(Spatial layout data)
* Begin *

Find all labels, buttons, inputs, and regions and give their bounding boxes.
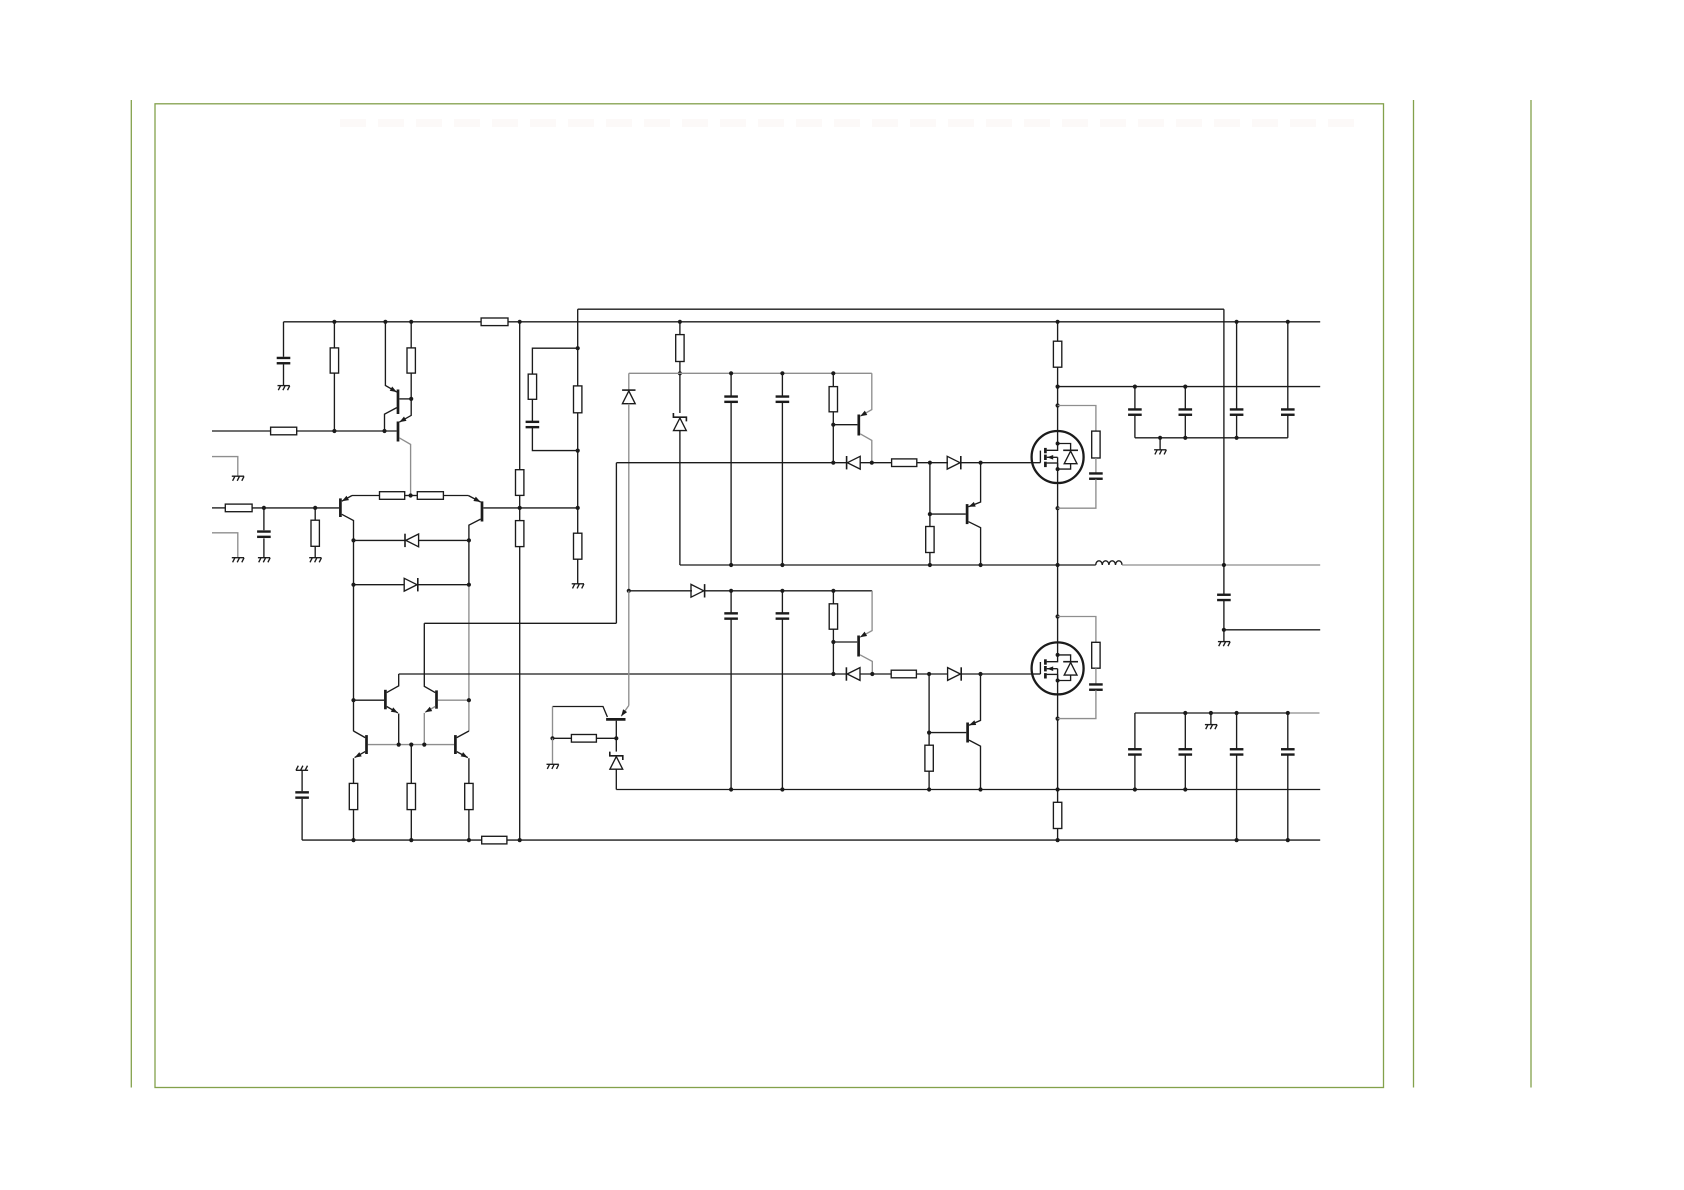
wire R18 bottom: [832, 629, 834, 674]
wire R8 bottom: [519, 547, 521, 841]
node cl em 3: [422, 743, 426, 747]
wire R23 top: [410, 745, 412, 784]
wire snubber1 mid: [1095, 458, 1097, 473]
wire lower cap rail: [1135, 712, 1288, 714]
wire R2 top: [410, 322, 412, 348]
node out C5: [780, 563, 784, 567]
node cap gnd C11: [1183, 436, 1187, 440]
node rail C5: [780, 371, 784, 375]
wire G9 stem: [1159, 438, 1161, 450]
wire R12 top: [679, 322, 681, 335]
wire ref stub 2: [212, 533, 238, 558]
green column line right 2: [1530, 100, 1532, 1088]
wire Rsense bottom: [1057, 829, 1059, 841]
transistor Q12: [455, 731, 469, 783]
resistor R15: [926, 527, 934, 553]
wire Q13 coll drop: [552, 707, 554, 739]
wire diode row1 left: [354, 539, 406, 541]
transistor Q6: [833, 591, 872, 674]
wire lower gate mid2: [916, 673, 947, 675]
node pgnd C15: [1133, 787, 1137, 791]
node row1 left: [351, 538, 355, 542]
node Q13 ref left: [550, 736, 554, 740]
transistor Q4: [468, 496, 577, 585]
wire out bus: [680, 564, 1096, 566]
wire R10a top: [577, 348, 579, 386]
wire capacitor C18 bottom: [1287, 755, 1289, 840]
schematic frame: [155, 104, 1384, 1088]
node out filter: [1222, 563, 1226, 567]
resistor R11 supply: [481, 318, 508, 326]
wire lower gate right: [961, 673, 1031, 675]
wire capacitor C17 top: [1236, 713, 1238, 749]
diode D6: [691, 584, 705, 597]
wire C7 top: [781, 591, 783, 613]
node gate R15: [928, 461, 932, 465]
node out M1: [1056, 563, 1060, 567]
zener diode ZD2: [610, 752, 623, 770]
capacitor C17: [1230, 749, 1244, 754]
resistor R2: [407, 348, 415, 373]
node R7 tap: [313, 506, 317, 510]
node rail R13: [831, 371, 835, 375]
inductor L1: [1096, 561, 1122, 565]
node cl em 1: [397, 743, 401, 747]
zener diode ZD1: [673, 413, 686, 431]
wire M2 source: [1057, 694, 1059, 789]
wire lower gate left: [399, 673, 847, 675]
node cap gnd G9: [1158, 436, 1162, 440]
node Q7 base tap: [928, 512, 932, 516]
node Q1 emitter feed: [383, 320, 387, 324]
wire C1 bottom: [283, 364, 285, 385]
transistor Q5: [833, 373, 872, 462]
node lrail G10: [1209, 711, 1213, 715]
wire upper gate mid2: [917, 462, 948, 464]
ground G11: [1218, 642, 1230, 647]
wire R24 bottom: [468, 810, 470, 841]
wire capacitor C13 bottom: [1287, 415, 1289, 437]
resistor R3 input bias: [271, 427, 297, 435]
wire snubber2 top: [1058, 617, 1096, 643]
wire cluster base row left: [354, 699, 385, 701]
resistor R13: [829, 387, 837, 412]
wire Q8 base: [929, 732, 966, 734]
node snubber1 tap: [1056, 403, 1060, 407]
node rail C11: [1183, 385, 1187, 389]
wire R10b top: [577, 508, 579, 533]
node bbus Rsense: [1056, 838, 1060, 842]
resistor R21s: [1092, 642, 1100, 668]
ground ref stub 1: [232, 476, 244, 481]
wire C5 top: [781, 373, 783, 396]
node Q1 base / Q2 emitter: [409, 397, 413, 401]
wire G11 stem: [1223, 630, 1225, 642]
wire M2 drain: [1057, 565, 1059, 642]
ground G8 inverted: [296, 766, 308, 771]
resistor R16: [1053, 341, 1061, 367]
capacitor C7: [776, 613, 790, 618]
resistor R6 input: [225, 504, 252, 512]
wire cap rail: [1058, 386, 1321, 388]
wire ZD1 bottom: [679, 431, 681, 565]
wire C4 top: [730, 373, 732, 396]
resistor R14 gate: [892, 459, 917, 467]
diode D8: [948, 667, 962, 680]
node gate Q5: [870, 461, 874, 465]
wire R13 bottom: [832, 412, 834, 463]
wire R10a bottom: [577, 413, 579, 508]
node Q13 base tap: [614, 736, 618, 740]
wire upper gate right: [961, 462, 1032, 464]
node loop bottom: [576, 449, 580, 453]
wire capacitor C11 bottom: [1184, 415, 1186, 437]
wire Q7 base: [930, 513, 966, 515]
wire R8 top: [519, 322, 521, 470]
wire R18 top: [832, 591, 834, 604]
wire upper gate left: [616, 462, 846, 464]
wire R7 top: [314, 508, 316, 520]
diode D7: [846, 667, 860, 680]
node lgate Q6: [870, 672, 874, 676]
wire capacitor C11 top: [1184, 387, 1186, 409]
wire LTP emitter row right: [443, 495, 468, 497]
node bbus R24: [467, 838, 471, 842]
wire C6 top: [730, 591, 732, 613]
node cl em 2: [409, 743, 413, 747]
green registration line left: [130, 100, 132, 1088]
capacitor C6: [724, 613, 738, 618]
node pgnd C6: [729, 787, 733, 791]
node cluster base right: [467, 698, 471, 702]
wire R8 mid: [519, 495, 521, 520]
wire capacitor C12 top: [1236, 322, 1238, 409]
wire R20 vert bottom: [928, 771, 930, 789]
wire feedback vertical: [1223, 309, 1225, 595]
resistor R8b: [516, 521, 524, 547]
node lrail C16: [1183, 711, 1187, 715]
node lgate Q8: [978, 672, 982, 676]
wire loop bottom: [532, 428, 577, 451]
resistor R22: [349, 783, 357, 809]
node cap rail tap: [1056, 385, 1060, 389]
capacitor C16: [1179, 749, 1193, 754]
wire snubber1 top: [1058, 406, 1096, 432]
green column line right 1: [1413, 100, 1415, 1088]
wire Q4 collector gray: [468, 585, 470, 732]
node snubber1 bottom: [1056, 506, 1060, 510]
wire C6 bottom: [730, 619, 732, 789]
wire C4 bottom: [730, 403, 732, 566]
resistor R24: [465, 783, 473, 809]
wire capacitor C10 top: [1134, 387, 1136, 409]
node bus C12: [1235, 320, 1239, 324]
node lgate R18: [831, 672, 835, 676]
wire LTP emitter row mid: [405, 495, 418, 497]
wire lower feed right: [705, 590, 873, 592]
wire input to Q3 base: [252, 507, 339, 509]
wire input left: [212, 507, 225, 509]
node R12 top: [678, 320, 682, 324]
node gate Q7: [979, 461, 983, 465]
resistor R19 gate: [891, 670, 916, 678]
node Q5 base: [831, 423, 835, 427]
wire supply bus VCC: [284, 321, 1321, 323]
diode D3: [622, 390, 635, 404]
resistor R12: [676, 335, 684, 362]
wire cluster emitter bus: [368, 744, 454, 746]
wire M1 source: [1057, 483, 1059, 565]
ground G10: [1205, 725, 1217, 730]
wire M1 drain top: [1057, 322, 1059, 341]
wire R20 vert top: [928, 674, 930, 745]
wire R13 top: [832, 373, 834, 386]
diode D2: [404, 578, 418, 591]
wire G10 stem: [1210, 713, 1212, 725]
wire Q13 emitter gray: [628, 591, 630, 706]
wire capacitor C16 bottom: [1184, 755, 1186, 789]
resistor R1: [330, 348, 338, 373]
resistor R23: [407, 783, 415, 809]
resistor R7: [311, 520, 319, 546]
transistor Q2: [398, 399, 411, 496]
ground ref stub 2: [232, 558, 244, 563]
node out Q7: [979, 563, 983, 567]
node bbus R8: [518, 838, 522, 842]
node gate R13: [831, 461, 835, 465]
wire gray drop D3 bottom: [628, 404, 630, 591]
wire snubber2 bottom: [1058, 690, 1096, 718]
node LTP emitter mid: [409, 493, 413, 497]
capacitor C2: [257, 532, 271, 537]
wire snubber2 mid: [1095, 668, 1097, 684]
wire R15 vert top: [929, 463, 931, 527]
node Q1 collector junction: [382, 429, 386, 433]
wire C14 bottom: [1223, 600, 1225, 630]
wire capacitor C15 bottom: [1134, 755, 1136, 789]
capacitor C3 loop: [526, 422, 540, 427]
node pgnd R20: [927, 787, 931, 791]
wire bottom bus right: [507, 839, 1320, 841]
node loop top: [576, 346, 580, 350]
node cluster base left: [351, 698, 355, 702]
capacitor C14: [1217, 595, 1231, 600]
resistor R10b: [574, 533, 582, 559]
node bbus C17: [1235, 838, 1239, 842]
wire capacitor C16 top: [1184, 713, 1186, 749]
node Q6 base: [831, 640, 835, 644]
wire R25 right lead: [596, 737, 616, 739]
wire cap gnd rail: [1135, 437, 1288, 439]
resistor R9 loop: [528, 374, 536, 399]
wire C5 bottom: [781, 403, 783, 566]
node snubber2 tap: [1056, 614, 1060, 618]
resistor R17s: [1092, 431, 1100, 458]
node row2 right: [467, 583, 471, 587]
capacitor C8: [1089, 473, 1103, 478]
ground below R10b: [572, 584, 584, 589]
wire R10b bottom: [577, 559, 579, 584]
MOSFET M1: [1032, 431, 1084, 483]
capacitor C13: [1281, 409, 1295, 414]
wire lower gate mid1: [860, 673, 891, 675]
resistor R27: [482, 836, 507, 844]
wire ZD2 bottom: [615, 769, 617, 789]
transistor Q13: [553, 706, 629, 739]
node out C4: [729, 563, 733, 567]
wire riser vertical: [615, 463, 617, 624]
node Q8 base tap: [927, 731, 931, 735]
wire pgnd bus: [616, 789, 1320, 791]
node R2 top: [409, 320, 413, 324]
node pgnd M2: [1056, 787, 1060, 791]
wire capacitor C10 bottom: [1134, 415, 1136, 437]
capacitor C9: [1089, 684, 1103, 689]
wire C19 top: [301, 770, 303, 791]
node R8 top: [518, 320, 522, 324]
capacitor C19: [295, 792, 309, 797]
ground G9: [1154, 450, 1166, 455]
wire R23 bottom: [410, 810, 412, 841]
transistor Q1: [385, 322, 412, 431]
wire loop top: [532, 348, 577, 374]
node feed C6: [729, 589, 733, 593]
resistor R5 emitter right: [417, 492, 443, 500]
faint header dashes: [340, 119, 1360, 127]
node snubber2 bottom: [1056, 717, 1060, 721]
wire Rsense top: [1057, 790, 1059, 803]
capacitor C5: [776, 397, 790, 402]
node lrail C17: [1235, 711, 1239, 715]
transistor Q11: [354, 731, 367, 783]
wire diode row2 right: [418, 584, 469, 586]
transistor Q7: [967, 463, 981, 565]
diode D5: [947, 456, 961, 469]
wire LTP emitter row left: [352, 495, 380, 497]
wire cluster base row right: [438, 699, 469, 701]
wire R12 bottom: [679, 362, 681, 374]
transistor Q8: [968, 674, 981, 790]
wire R7 bottom: [314, 546, 316, 557]
wire G7 stem: [552, 738, 554, 764]
wire ref stub 1: [212, 457, 238, 477]
wire gray rail upper: [629, 372, 872, 374]
resistor R25: [571, 735, 596, 743]
resistor R8a: [516, 470, 524, 496]
MOSFET M2: [1032, 642, 1084, 694]
wire C7 bottom: [781, 619, 783, 789]
node lgate R20: [927, 672, 931, 676]
wire capacitor C18 top: [1287, 713, 1289, 749]
node feed C7: [780, 589, 784, 593]
node Q4 base R10 tap: [576, 506, 580, 510]
wire R1 top: [333, 322, 335, 348]
node D3 bottom: [627, 589, 631, 593]
wire C2 bottom: [263, 538, 265, 557]
wire upper gate mid1: [860, 462, 891, 464]
node lrail C18: [1286, 711, 1290, 715]
wire out return: [1224, 629, 1320, 631]
transistor Q10: [424, 623, 436, 744]
resistor R20: [925, 745, 933, 771]
transistor Q3: [340, 496, 353, 732]
wire lower feed left: [629, 590, 692, 592]
node bbus C18: [1286, 838, 1290, 842]
capacitor C12: [1230, 409, 1244, 414]
wire R2 bottom: [410, 373, 412, 399]
wire top feedback bus: [578, 308, 1224, 310]
ground below R7: [309, 558, 321, 563]
wire diode row2 left: [354, 584, 405, 586]
node C14 bottom: [1222, 628, 1226, 632]
node bbus R23: [409, 838, 413, 842]
node bbus R22: [351, 838, 355, 842]
wire bottom bus left: [302, 839, 482, 841]
wire ZD1 top: [679, 373, 681, 413]
node R1 top: [332, 320, 336, 324]
wire gray drop D3 top: [628, 373, 630, 390]
wire R22 bottom: [353, 810, 355, 841]
resistor R10a: [574, 386, 582, 413]
capacitor C1: [277, 358, 291, 363]
ground below C2: [258, 558, 270, 563]
node R1-bias junction: [332, 429, 336, 433]
wire R15 vert bottom: [929, 553, 931, 566]
wire capacitor C15 top: [1134, 713, 1136, 749]
capacitor C15: [1128, 749, 1142, 754]
transistor Q9: [385, 674, 398, 745]
node pgnd C16: [1183, 787, 1187, 791]
wire M1 drain mid: [1057, 367, 1059, 431]
node pgnd Q8: [978, 787, 982, 791]
node zener rail: [678, 371, 682, 375]
wire input bias right: [297, 430, 397, 432]
node rail C10: [1133, 385, 1137, 389]
node row1 right: [467, 538, 471, 542]
resistor R18: [829, 604, 837, 629]
wire C1 top: [283, 322, 285, 357]
resistor R4 emitter left: [380, 492, 405, 500]
capacitor C11: [1179, 409, 1193, 414]
wire diode row1 right: [419, 539, 469, 541]
node bus C13: [1286, 320, 1290, 324]
wire input bias left: [212, 430, 271, 432]
node out R15: [928, 563, 932, 567]
node pgnd C7: [780, 787, 784, 791]
node C2 tap: [262, 506, 266, 510]
wire riser to upper gate: [424, 622, 616, 624]
wire out bus gray: [1122, 564, 1320, 566]
node row2 left: [351, 583, 355, 587]
node rail C4: [729, 371, 733, 375]
wire lower cap rail gray: [1288, 712, 1320, 714]
resistor R26 sense: [1053, 802, 1061, 828]
wire feedback corner down: [577, 309, 579, 348]
capacitor C18: [1281, 749, 1295, 754]
node cap gnd C12: [1235, 436, 1239, 440]
diode D1: [405, 534, 419, 547]
wire R1 bottom: [333, 373, 335, 431]
wire R25 left lead: [553, 737, 572, 739]
node Q4 base R8 tap: [518, 506, 522, 510]
diode D4: [847, 456, 861, 469]
node feed R18: [831, 589, 835, 593]
wire loop mid: [531, 399, 533, 421]
wire C19 bottom: [301, 799, 303, 840]
capacitor C4: [724, 397, 738, 402]
ground below C1: [278, 386, 290, 391]
wire ZD2 top: [615, 738, 617, 751]
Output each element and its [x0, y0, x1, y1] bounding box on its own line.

* End *

_REQUIRED WORK_: Write out the lines between the one holding "wire R18 bottom: [832, 629, 834, 674]" and the one holding "diode D6: [691, 584, 705, 597]", inclusive.

_RESULT BELOW_:
wire R18 bottom: [832, 629, 834, 674]
wire R8 bottom: [519, 547, 521, 841]
node cl em 3: [422, 743, 426, 747]
wire R23 top: [410, 745, 412, 784]
wire snubber1 mid: [1095, 458, 1097, 473]
wire lower cap rail: [1135, 712, 1288, 714]
wire R2 top: [410, 322, 412, 348]
node out C5: [780, 563, 784, 567]
node cap gnd C11: [1183, 436, 1187, 440]
node rail C5: [780, 371, 784, 375]
wire G9 stem: [1159, 438, 1161, 450]
wire R12 top: [679, 322, 681, 335]
wire ref stub 2: [212, 533, 238, 558]
green column line right 2: [1530, 100, 1532, 1088]
wire Rsense bottom: [1057, 829, 1059, 841]
transistor Q12: [455, 731, 469, 783]
resistor R15: [926, 527, 934, 553]
wire Q13 coll drop: [552, 707, 554, 739]
wire diode row1 left: [354, 539, 406, 541]
transistor Q6: [833, 591, 872, 674]
wire lower gate mid2: [916, 673, 947, 675]
node pgnd C15: [1133, 787, 1137, 791]
node row1 left: [351, 538, 355, 542]
node Q13 ref left: [550, 736, 554, 740]
transistor Q4: [468, 496, 577, 585]
wire out bus: [680, 564, 1096, 566]
wire R10a top: [577, 348, 579, 386]
wire capacitor C18 bottom: [1287, 755, 1289, 840]
schematic frame: [155, 104, 1384, 1088]
node out filter: [1222, 563, 1226, 567]
resistor R11 supply: [481, 318, 508, 326]
wire lower gate right: [961, 673, 1031, 675]
wire capacitor C17 top: [1236, 713, 1238, 749]
diode D6: [691, 584, 705, 597]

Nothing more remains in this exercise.